**GIVEN REQUEST:** Copy all entries without alteration and skip the pictures they hold.

**LISTED RECORDS:**
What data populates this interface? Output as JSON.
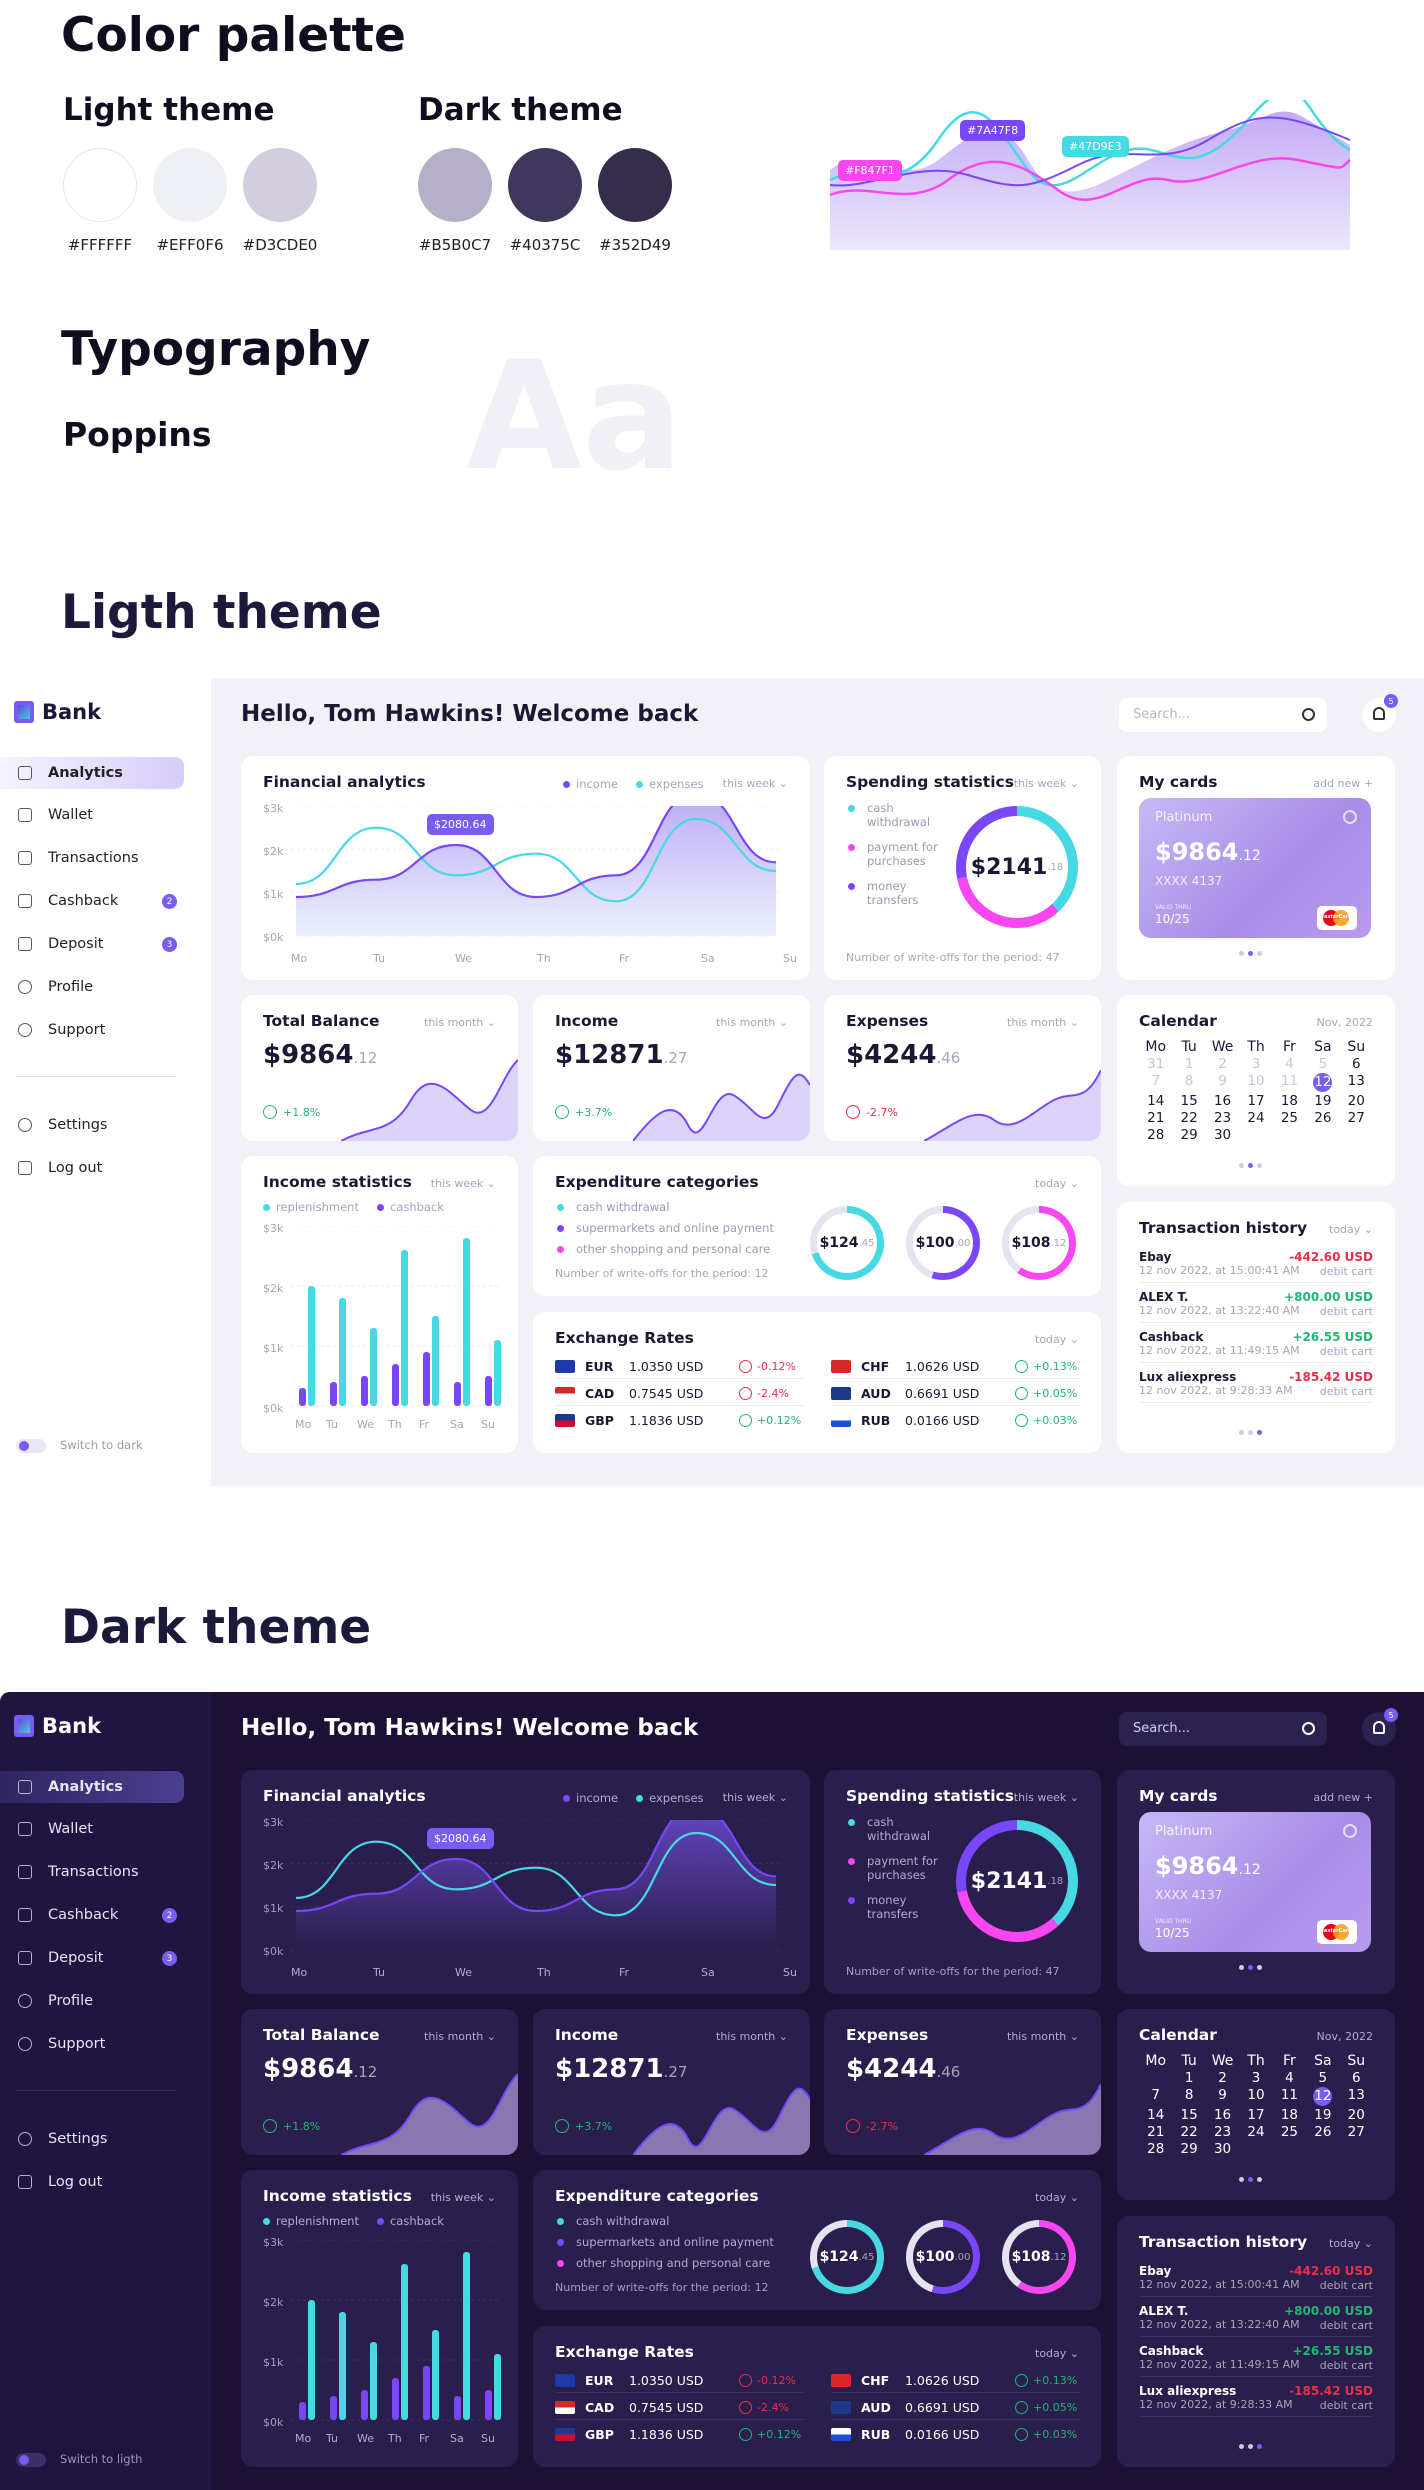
{
  "page": {
    "palette_title": "Color palette",
    "light_theme_label": "Light theme",
    "dark_theme_label": "Dark theme",
    "light_swatches": [
      {
        "hex": "#FFFFFF"
      },
      {
        "hex": "#EFF0F6"
      },
      {
        "hex": "#D3CDE0"
      }
    ],
    "dark_swatches": [
      {
        "hex": "#B5B0C7"
      },
      {
        "hex": "#40375C"
      },
      {
        "hex": "#352D49"
      }
    ],
    "accent_tags": [
      "#F847F1",
      "#7A47F8",
      "#47D9E3"
    ],
    "typography_title": "Typography",
    "font_name": "Poppins",
    "font_sample": "Aa",
    "light_section_title": "Ligth theme",
    "dark_section_title": "Dark theme"
  },
  "app": {
    "brand": "Bank",
    "greeting": "Hello, Tom Hawkins! Welcome back",
    "search_placeholder": "Search...",
    "notifications": "5",
    "nav": [
      {
        "label": "Analytics",
        "badge": ""
      },
      {
        "label": "Wallet",
        "badge": ""
      },
      {
        "label": "Transactions",
        "badge": ""
      },
      {
        "label": "Cashback",
        "badge": "2"
      },
      {
        "label": "Deposit",
        "badge": "3"
      },
      {
        "label": "Profile",
        "badge": ""
      },
      {
        "label": "Support",
        "badge": ""
      }
    ],
    "nav_bottom": [
      "Settings",
      "Log out"
    ],
    "switch_light": "Switch to dark",
    "switch_dark": "Switch to ligth",
    "financial": {
      "title": "Financial analytics",
      "legend": [
        "income",
        "expenses"
      ],
      "period": "this week",
      "y_ticks": [
        "$3k",
        "$2k",
        "$1k",
        "$0k"
      ],
      "x_ticks": [
        "Mo",
        "Tu",
        "We",
        "Th",
        "Fr",
        "Sa",
        "Su"
      ],
      "tooltip": "$2080.64"
    },
    "spending": {
      "title": "Spending statistics",
      "period": "this week",
      "items": [
        "cash withdrawal",
        "payment for purchases",
        "money transfers"
      ],
      "total": "$2141",
      "total_cents": ".18",
      "footer": "Number of write-offs for the period: 47"
    },
    "cards": {
      "title": "My cards",
      "add": "add new +",
      "tier": "Platinum",
      "balance": "$9864",
      "cents": ".12",
      "number": "XXXX 4137",
      "valid_label": "VALID THRU",
      "valid": "10/25",
      "brand": "MasterCard"
    },
    "total_balance": {
      "title": "Total Balance",
      "period": "this month",
      "value": "$9864",
      "cents": ".12",
      "change": "+1.8%"
    },
    "income": {
      "title": "Income",
      "period": "this month",
      "value": "$12871",
      "cents": ".27",
      "change": "+3.7%"
    },
    "expenses": {
      "title": "Expenses",
      "period": "this month",
      "value": "$4244",
      "cents": ".46",
      "change": "-2.7%"
    },
    "calendar": {
      "title": "Calendar",
      "month": "Nov, 2022",
      "days": [
        "Mo",
        "Tu",
        "We",
        "Th",
        "Fr",
        "Sa",
        "Su"
      ],
      "light_rows": [
        [
          "31",
          "1",
          "2",
          "3",
          "4",
          "5",
          "6"
        ],
        [
          "7",
          "8",
          "9",
          "10",
          "11",
          "12",
          "13"
        ],
        [
          "14",
          "15",
          "16",
          "17",
          "18",
          "19",
          "20"
        ],
        [
          "21",
          "22",
          "23",
          "24",
          "25",
          "26",
          "27"
        ],
        [
          "28",
          "29",
          "30",
          "",
          "",
          "",
          ""
        ]
      ],
      "dark_rows": [
        [
          "",
          "1",
          "2",
          "3",
          "4",
          "5",
          "6"
        ],
        [
          "7",
          "8",
          "9",
          "10",
          "11",
          "12",
          "13"
        ],
        [
          "14",
          "15",
          "16",
          "17",
          "18",
          "19",
          "20"
        ],
        [
          "21",
          "22",
          "23",
          "24",
          "25",
          "26",
          "27"
        ],
        [
          "28",
          "29",
          "30",
          "",
          "",
          "",
          ""
        ]
      ]
    },
    "income_stats": {
      "title": "Income statistics",
      "period": "this week",
      "legend": [
        "replenishment",
        "cashback"
      ],
      "y_ticks": [
        "$3k",
        "$2k",
        "$1k",
        "$0k"
      ],
      "x_ticks": [
        "Mo",
        "Tu",
        "We",
        "Th",
        "Fr",
        "Sa",
        "Su"
      ]
    },
    "expenditure": {
      "title": "Expenditure categories",
      "period": "today",
      "items": [
        "cash withdrawal",
        "supermarkets and online payment",
        "other shopping and personal care"
      ],
      "footer": "Number of write-offs for the period: 12",
      "rings": [
        {
          "v": "$124",
          "c": ".45"
        },
        {
          "v": "$100",
          "c": ".00"
        },
        {
          "v": "$108",
          "c": ".12"
        }
      ]
    },
    "exchange": {
      "title": "Exchange Rates",
      "period": "today",
      "rows": [
        {
          "cur": "EUR",
          "val": "1.0350 USD",
          "chg": "-0.12%"
        },
        {
          "cur": "CAD",
          "val": "0.7545 USD",
          "chg": "-2.4%"
        },
        {
          "cur": "GBP",
          "val": "1.1836 USD",
          "chg": "+0.12%"
        },
        {
          "cur": "CHF",
          "val": "1.0626 USD",
          "chg": "+0.13%"
        },
        {
          "cur": "AUD",
          "val": "0.6691 USD",
          "chg": "+0.05%"
        },
        {
          "cur": "RUB",
          "val": "0.0166 USD",
          "chg": "+0.03%"
        }
      ]
    },
    "history": {
      "title": "Transaction history",
      "period": "today",
      "items": [
        {
          "name": "Ebay",
          "date": "12 nov 2022, at 15:00:41 AM",
          "amount": "-442.60 USD",
          "kind": "debit cart"
        },
        {
          "name": "ALEX T.",
          "date": "12 nov 2022, at 13:22:40 AM",
          "amount": "+800.00 USD",
          "kind": "debit cart"
        },
        {
          "name": "Cashback",
          "date": "12 nov 2022, at 11:49:15 AM",
          "amount": "+26.55 USD",
          "kind": "debit cart"
        },
        {
          "name": "Lux aliexpress",
          "date": "12 nov 2022, at 9:28:33 AM",
          "amount": "-185.42 USD",
          "kind": "debit cart"
        }
      ]
    }
  },
  "chart_data": [
    {
      "type": "line",
      "title": "Financial analytics",
      "x": [
        "Mo",
        "Tu",
        "We",
        "Th",
        "Fr",
        "Sa",
        "Su"
      ],
      "series": [
        {
          "name": "income",
          "values": [
            0.9,
            1.3,
            2.1,
            0.9,
            1.4,
            3.3,
            1.7
          ]
        },
        {
          "name": "expenses",
          "values": [
            1.2,
            2.5,
            1.4,
            1.9,
            0.8,
            2.7,
            1.5
          ]
        }
      ],
      "ylim": [
        0,
        3
      ]
    },
    {
      "type": "bar",
      "title": "Income statistics",
      "categories": [
        "Mo",
        "Tu",
        "We",
        "Th",
        "Fr",
        "Sa",
        "Su"
      ],
      "series": [
        {
          "name": "replenishment",
          "values": [
            2.0,
            1.8,
            1.3,
            2.6,
            1.5,
            2.8,
            1.1
          ]
        },
        {
          "name": "cashback",
          "values": [
            0.3,
            0.4,
            0.5,
            0.7,
            0.9,
            0.4,
            0.5
          ]
        }
      ],
      "ylim": [
        0,
        3
      ]
    }
  ]
}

**RESULT OF THIS EXERCISE:**
What data populates this interface? Output as JSON.
{
  "page": {
    "palette_title": "Color palette",
    "light_theme_label": "Light theme",
    "dark_theme_label": "Dark theme",
    "light_swatches": [
      {
        "hex": "#FFFFFF"
      },
      {
        "hex": "#EFF0F6"
      },
      {
        "hex": "#D3CDE0"
      }
    ],
    "dark_swatches": [
      {
        "hex": "#B5B0C7"
      },
      {
        "hex": "#40375C"
      },
      {
        "hex": "#352D49"
      }
    ],
    "accent_tags": [
      "#F847F1",
      "#7A47F8",
      "#47D9E3"
    ],
    "typography_title": "Typography",
    "font_name": "Poppins",
    "font_sample": "Aa",
    "light_section_title": "Ligth theme",
    "dark_section_title": "Dark theme"
  },
  "app": {
    "brand": "Bank",
    "greeting": "Hello, Tom Hawkins! Welcome back",
    "search_placeholder": "Search...",
    "notifications": "5",
    "nav": [
      {
        "label": "Analytics",
        "badge": ""
      },
      {
        "label": "Wallet",
        "badge": ""
      },
      {
        "label": "Transactions",
        "badge": ""
      },
      {
        "label": "Cashback",
        "badge": "2"
      },
      {
        "label": "Deposit",
        "badge": "3"
      },
      {
        "label": "Profile",
        "badge": ""
      },
      {
        "label": "Support",
        "badge": ""
      }
    ],
    "nav_bottom": [
      "Settings",
      "Log out"
    ],
    "switch_light": "Switch to dark",
    "switch_dark": "Switch to ligth",
    "financial": {
      "title": "Financial analytics",
      "legend": [
        "income",
        "expenses"
      ],
      "period": "this week",
      "y_ticks": [
        "$3k",
        "$2k",
        "$1k",
        "$0k"
      ],
      "x_ticks": [
        "Mo",
        "Tu",
        "We",
        "Th",
        "Fr",
        "Sa",
        "Su"
      ],
      "tooltip": "$2080.64"
    },
    "spending": {
      "title": "Spending statistics",
      "period": "this week",
      "items": [
        "cash withdrawal",
        "payment for purchases",
        "money transfers"
      ],
      "total": "$2141",
      "total_cents": ".18",
      "footer": "Number of write-offs for the period: 47"
    },
    "cards": {
      "title": "My cards",
      "add": "add new +",
      "tier": "Platinum",
      "balance": "$9864",
      "cents": ".12",
      "number": "XXXX 4137",
      "valid_label": "VALID THRU",
      "valid": "10/25",
      "brand": "MasterCard"
    },
    "total_balance": {
      "title": "Total Balance",
      "period": "this month",
      "value": "$9864",
      "cents": ".12",
      "change": "+1.8%"
    },
    "income": {
      "title": "Income",
      "period": "this month",
      "value": "$12871",
      "cents": ".27",
      "change": "+3.7%"
    },
    "expenses": {
      "title": "Expenses",
      "period": "this month",
      "value": "$4244",
      "cents": ".46",
      "change": "-2.7%"
    },
    "calendar": {
      "title": "Calendar",
      "month": "Nov, 2022",
      "days": [
        "Mo",
        "Tu",
        "We",
        "Th",
        "Fr",
        "Sa",
        "Su"
      ],
      "light_rows": [
        [
          "31",
          "1",
          "2",
          "3",
          "4",
          "5",
          "6"
        ],
        [
          "7",
          "8",
          "9",
          "10",
          "11",
          "12",
          "13"
        ],
        [
          "14",
          "15",
          "16",
          "17",
          "18",
          "19",
          "20"
        ],
        [
          "21",
          "22",
          "23",
          "24",
          "25",
          "26",
          "27"
        ],
        [
          "28",
          "29",
          "30",
          "",
          "",
          "",
          ""
        ]
      ],
      "dark_rows": [
        [
          "",
          "1",
          "2",
          "3",
          "4",
          "5",
          "6"
        ],
        [
          "7",
          "8",
          "9",
          "10",
          "11",
          "12",
          "13"
        ],
        [
          "14",
          "15",
          "16",
          "17",
          "18",
          "19",
          "20"
        ],
        [
          "21",
          "22",
          "23",
          "24",
          "25",
          "26",
          "27"
        ],
        [
          "28",
          "29",
          "30",
          "",
          "",
          "",
          ""
        ]
      ]
    },
    "income_stats": {
      "title": "Income statistics",
      "period": "this week",
      "legend": [
        "replenishment",
        "cashback"
      ],
      "y_ticks": [
        "$3k",
        "$2k",
        "$1k",
        "$0k"
      ],
      "x_ticks": [
        "Mo",
        "Tu",
        "We",
        "Th",
        "Fr",
        "Sa",
        "Su"
      ]
    },
    "expenditure": {
      "title": "Expenditure categories",
      "period": "today",
      "items": [
        "cash withdrawal",
        "supermarkets and online payment",
        "other shopping and personal care"
      ],
      "footer": "Number of write-offs for the period: 12",
      "rings": [
        {
          "v": "$124",
          "c": ".45"
        },
        {
          "v": "$100",
          "c": ".00"
        },
        {
          "v": "$108",
          "c": ".12"
        }
      ]
    },
    "exchange": {
      "title": "Exchange Rates",
      "period": "today",
      "rows": [
        {
          "cur": "EUR",
          "val": "1.0350 USD",
          "chg": "-0.12%"
        },
        {
          "cur": "CAD",
          "val": "0.7545 USD",
          "chg": "-2.4%"
        },
        {
          "cur": "GBP",
          "val": "1.1836 USD",
          "chg": "+0.12%"
        },
        {
          "cur": "CHF",
          "val": "1.0626 USD",
          "chg": "+0.13%"
        },
        {
          "cur": "AUD",
          "val": "0.6691 USD",
          "chg": "+0.05%"
        },
        {
          "cur": "RUB",
          "val": "0.0166 USD",
          "chg": "+0.03%"
        }
      ]
    },
    "history": {
      "title": "Transaction history",
      "period": "today",
      "items": [
        {
          "name": "Ebay",
          "date": "12 nov 2022, at 15:00:41 AM",
          "amount": "-442.60 USD",
          "kind": "debit cart"
        },
        {
          "name": "ALEX T.",
          "date": "12 nov 2022, at 13:22:40 AM",
          "amount": "+800.00 USD",
          "kind": "debit cart"
        },
        {
          "name": "Cashback",
          "date": "12 nov 2022, at 11:49:15 AM",
          "amount": "+26.55 USD",
          "kind": "debit cart"
        },
        {
          "name": "Lux aliexpress",
          "date": "12 nov 2022, at 9:28:33 AM",
          "amount": "-185.42 USD",
          "kind": "debit cart"
        }
      ]
    }
  },
  "chart_data": [
    {
      "type": "line",
      "title": "Financial analytics",
      "x": [
        "Mo",
        "Tu",
        "We",
        "Th",
        "Fr",
        "Sa",
        "Su"
      ],
      "series": [
        {
          "name": "income",
          "values": [
            0.9,
            1.3,
            2.1,
            0.9,
            1.4,
            3.3,
            1.7
          ]
        },
        {
          "name": "expenses",
          "values": [
            1.2,
            2.5,
            1.4,
            1.9,
            0.8,
            2.7,
            1.5
          ]
        }
      ],
      "ylim": [
        0,
        3
      ]
    },
    {
      "type": "bar",
      "title": "Income statistics",
      "categories": [
        "Mo",
        "Tu",
        "We",
        "Th",
        "Fr",
        "Sa",
        "Su"
      ],
      "series": [
        {
          "name": "replenishment",
          "values": [
            2.0,
            1.8,
            1.3,
            2.6,
            1.5,
            2.8,
            1.1
          ]
        },
        {
          "name": "cashback",
          "values": [
            0.3,
            0.4,
            0.5,
            0.7,
            0.9,
            0.4,
            0.5
          ]
        }
      ],
      "ylim": [
        0,
        3
      ]
    }
  ]
}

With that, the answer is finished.